▸ **Direction**
Locate the string "components" in the listing below. Copy every line where it is found.

* begin Listing *

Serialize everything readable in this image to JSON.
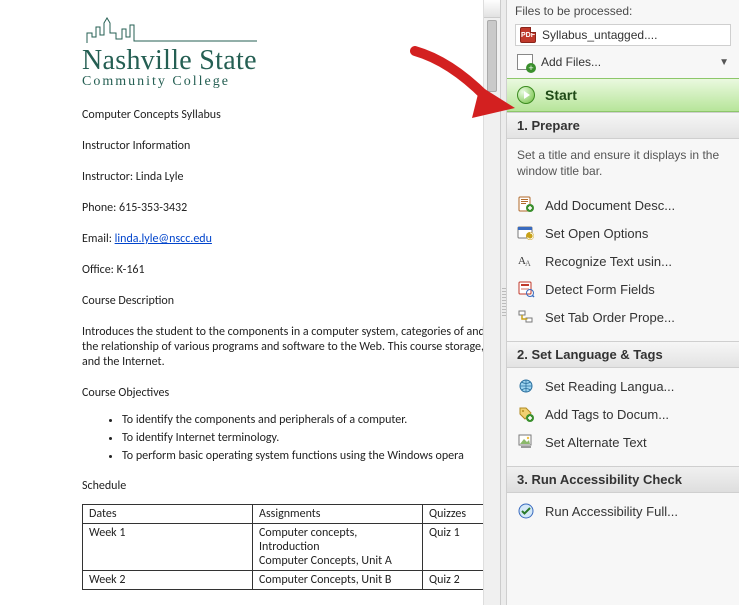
{
  "document": {
    "logo": {
      "line1": "Nashville State",
      "line2": "Community College"
    },
    "heading": "Computer Concepts Syllabus",
    "instructor_heading": "Instructor Information",
    "instructor": "Instructor: Linda Lyle",
    "phone": "Phone: 615-353-3432",
    "email_prefix": "Email: ",
    "email_link": "linda.lyle@nscc.edu",
    "office": "Office: K-161",
    "course_desc_heading": "Course Description",
    "course_desc_body": "Introduces the student to the components in a computer system, categories of and the relationship of various programs and software to the Web. This course storage, and the Internet.",
    "objectives_heading": "Course Objectives",
    "objectives": [
      "To identify the components and peripherals of a computer.",
      "To identify Internet terminology.",
      "To perform basic operating system functions using the Windows opera"
    ],
    "schedule_heading": "Schedule",
    "table": {
      "headers": [
        "Dates",
        "Assignments",
        "Quizzes"
      ],
      "rows": [
        {
          "dates": "Week 1",
          "assign": "Computer concepts, Introduction\nComputer Concepts, Unit A",
          "quiz": "Quiz 1"
        },
        {
          "dates": "Week 2",
          "assign": "Computer Concepts, Unit B",
          "quiz": "Quiz 2"
        }
      ]
    }
  },
  "sidebar": {
    "files_label": "Files to be processed:",
    "file_name": "Syllabus_untagged....",
    "add_files": "Add Files...",
    "start": "Start",
    "sections": [
      {
        "title": "1. Prepare",
        "desc": "Set a title and ensure it displays in the window title bar.",
        "items": [
          {
            "icon": "doc-desc",
            "label": "Add Document Desc..."
          },
          {
            "icon": "open-options",
            "label": "Set Open Options"
          },
          {
            "icon": "recognize-text",
            "label": "Recognize Text usin..."
          },
          {
            "icon": "detect-forms",
            "label": "Detect Form Fields"
          },
          {
            "icon": "tab-order",
            "label": "Set Tab Order Prope..."
          }
        ]
      },
      {
        "title": "2. Set Language & Tags",
        "items": [
          {
            "icon": "reading-lang",
            "label": "Set Reading Langua..."
          },
          {
            "icon": "add-tags",
            "label": "Add Tags to Docum..."
          },
          {
            "icon": "alt-text",
            "label": "Set Alternate Text"
          }
        ]
      },
      {
        "title": "3. Run Accessibility Check",
        "items": [
          {
            "icon": "check",
            "label": "Run Accessibility Full..."
          }
        ]
      }
    ]
  }
}
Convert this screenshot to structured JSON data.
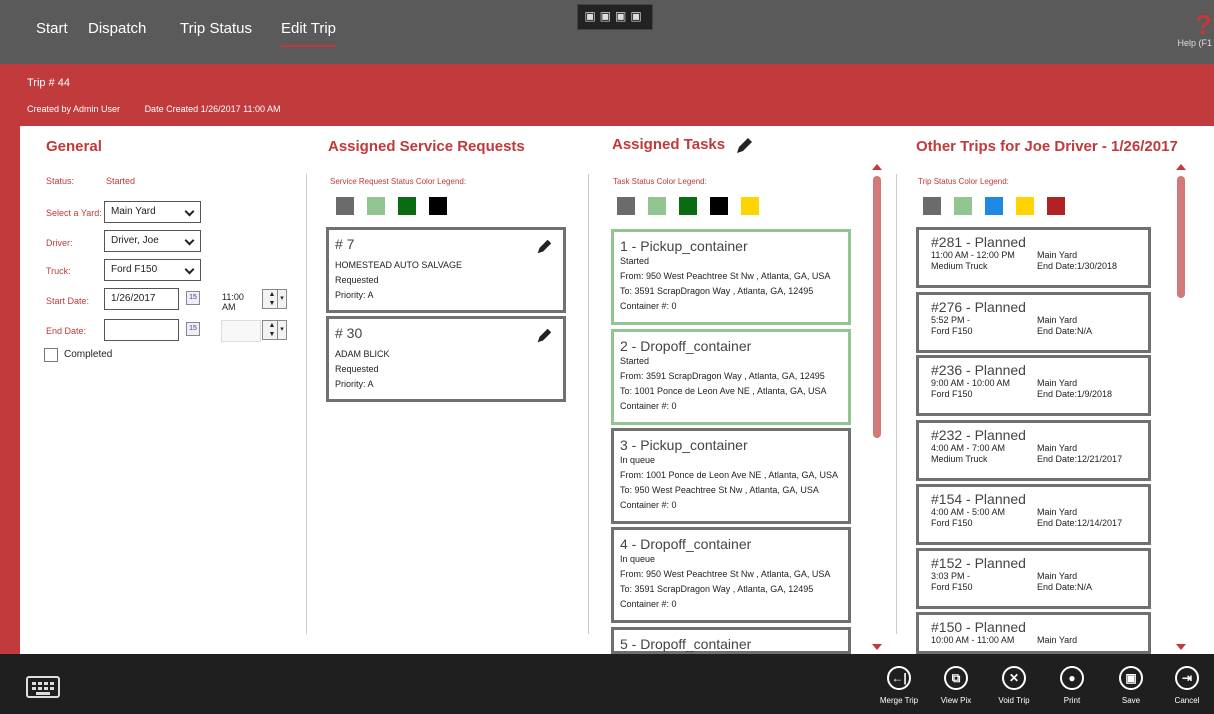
{
  "nav": {
    "start": "Start",
    "dispatch": "Dispatch",
    "trip_status": "Trip Status",
    "edit_trip": "Edit Trip"
  },
  "help": {
    "label": "Help (F1"
  },
  "header": {
    "trip": "Trip # 44",
    "created_by": "Created by Admin User",
    "date_created": "Date Created 1/26/2017 11:00 AM"
  },
  "general": {
    "title": "General",
    "status_label": "Status:",
    "status_value": "Started",
    "yard_label": "Select a Yard:",
    "yard_value": "Main Yard",
    "driver_label": "Driver:",
    "driver_value": "Driver, Joe",
    "truck_label": "Truck:",
    "truck_value": "Ford F150",
    "start_label": "Start Date:",
    "start_date": "1/26/2017",
    "start_time": "11:00 AM",
    "end_label": "End Date:",
    "end_date": "",
    "end_time": "",
    "completed_label": "Completed",
    "cal_icon": "15"
  },
  "service": {
    "title": "Assigned Service Requests",
    "legend": "Service Request Status Color Legend:",
    "legend_colors": [
      "#6b6b6b",
      "#93c593",
      "#0a6b12",
      "#000000"
    ],
    "cards": [
      {
        "num": "# 7",
        "name": "HOMESTEAD AUTO SALVAGE",
        "status": "Requested",
        "priority": "Priority: A"
      },
      {
        "num": "# 30",
        "name": "ADAM BLICK",
        "status": "Requested",
        "priority": "Priority: A"
      }
    ]
  },
  "tasks": {
    "title": "Assigned Tasks",
    "legend": "Task Status Color Legend:",
    "legend_colors": [
      "#6b6b6b",
      "#93c593",
      "#0a6b12",
      "#000000",
      "#ffd400"
    ],
    "cards": [
      {
        "title": "1  -  Pickup_container",
        "status": "Started",
        "from": "From: 950 West Peachtree St Nw , Atlanta, GA, USA",
        "to": "To: 3591 ScrapDragon Way , Atlanta, GA, 12495",
        "container": "Container #: 0"
      },
      {
        "title": "2  -  Dropoff_container",
        "status": "Started",
        "from": "From: 3591 ScrapDragon Way , Atlanta, GA, 12495",
        "to": "To: 1001 Ponce de Leon Ave NE , Atlanta, GA, USA",
        "container": "Container #: 0"
      },
      {
        "title": "3  -  Pickup_container",
        "status": "In queue",
        "from": "From: 1001 Ponce de Leon Ave NE , Atlanta, GA, USA",
        "to": "To: 950 West Peachtree St Nw , Atlanta, GA, USA",
        "container": "Container #: 0"
      },
      {
        "title": "4  -  Dropoff_container",
        "status": "In queue",
        "from": "From: 950 West Peachtree St Nw , Atlanta, GA, USA",
        "to": "To: 3591 ScrapDragon Way , Atlanta, GA, 12495",
        "container": "Container #: 0"
      },
      {
        "title": "5  -  Dropoff_container"
      }
    ]
  },
  "other": {
    "title": "Other Trips for Joe Driver - 1/26/2017",
    "legend": "Trip Status Color Legend:",
    "legend_colors": [
      "#6b6b6b",
      "#93c593",
      "#1e88e5",
      "#ffd400",
      "#b22222"
    ],
    "trips": [
      {
        "num": "#281 - Planned",
        "time": "11:00 AM - 12:00 PM",
        "yard": "Main Yard",
        "truck": "Medium Truck",
        "end": "End Date:1/30/2018"
      },
      {
        "num": "#276 - Planned",
        "time": "5:52 PM -",
        "yard": "Main Yard",
        "truck": "Ford F150",
        "end": "End Date:N/A"
      },
      {
        "num": "#236 - Planned",
        "time": "9:00 AM - 10:00 AM",
        "yard": "Main Yard",
        "truck": "Ford F150",
        "end": "End Date:1/9/2018"
      },
      {
        "num": "#232 - Planned",
        "time": "4:00 AM - 7:00 AM",
        "yard": "Main Yard",
        "truck": "Medium Truck",
        "end": "End Date:12/21/2017"
      },
      {
        "num": "#154 - Planned",
        "time": "4:00 AM - 5:00 AM",
        "yard": "Main Yard",
        "truck": "Ford F150",
        "end": "End Date:12/14/2017"
      },
      {
        "num": "#152 - Planned",
        "time": "3:03 PM -",
        "yard": "Main Yard",
        "truck": "Ford F150",
        "end": "End Date:N/A"
      },
      {
        "num": "#150 - Planned",
        "time": "10:00 AM - 11:00 AM",
        "yard": "Main Yard",
        "truck": "",
        "end": ""
      }
    ]
  },
  "actions": {
    "merge": "Merge Trip",
    "view": "View Pix",
    "void": "Void Trip",
    "print": "Print",
    "save": "Save",
    "cancel": "Cancel",
    "merge_icon": "←|",
    "view_icon": "⧉",
    "void_icon": "✕",
    "print_icon": "●",
    "save_icon": "▣",
    "cancel_icon": "⇥"
  },
  "snap_icons": "▣▣▣▣"
}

* end Listing *

▸ **Response to this task**
    "course_desc_body": "Introduces the student to the components in a computer system, categories of and the relationship of various programs and software to the Web. This course storage, and the Internet.",
      "To identify the components and peripherals of a computer.",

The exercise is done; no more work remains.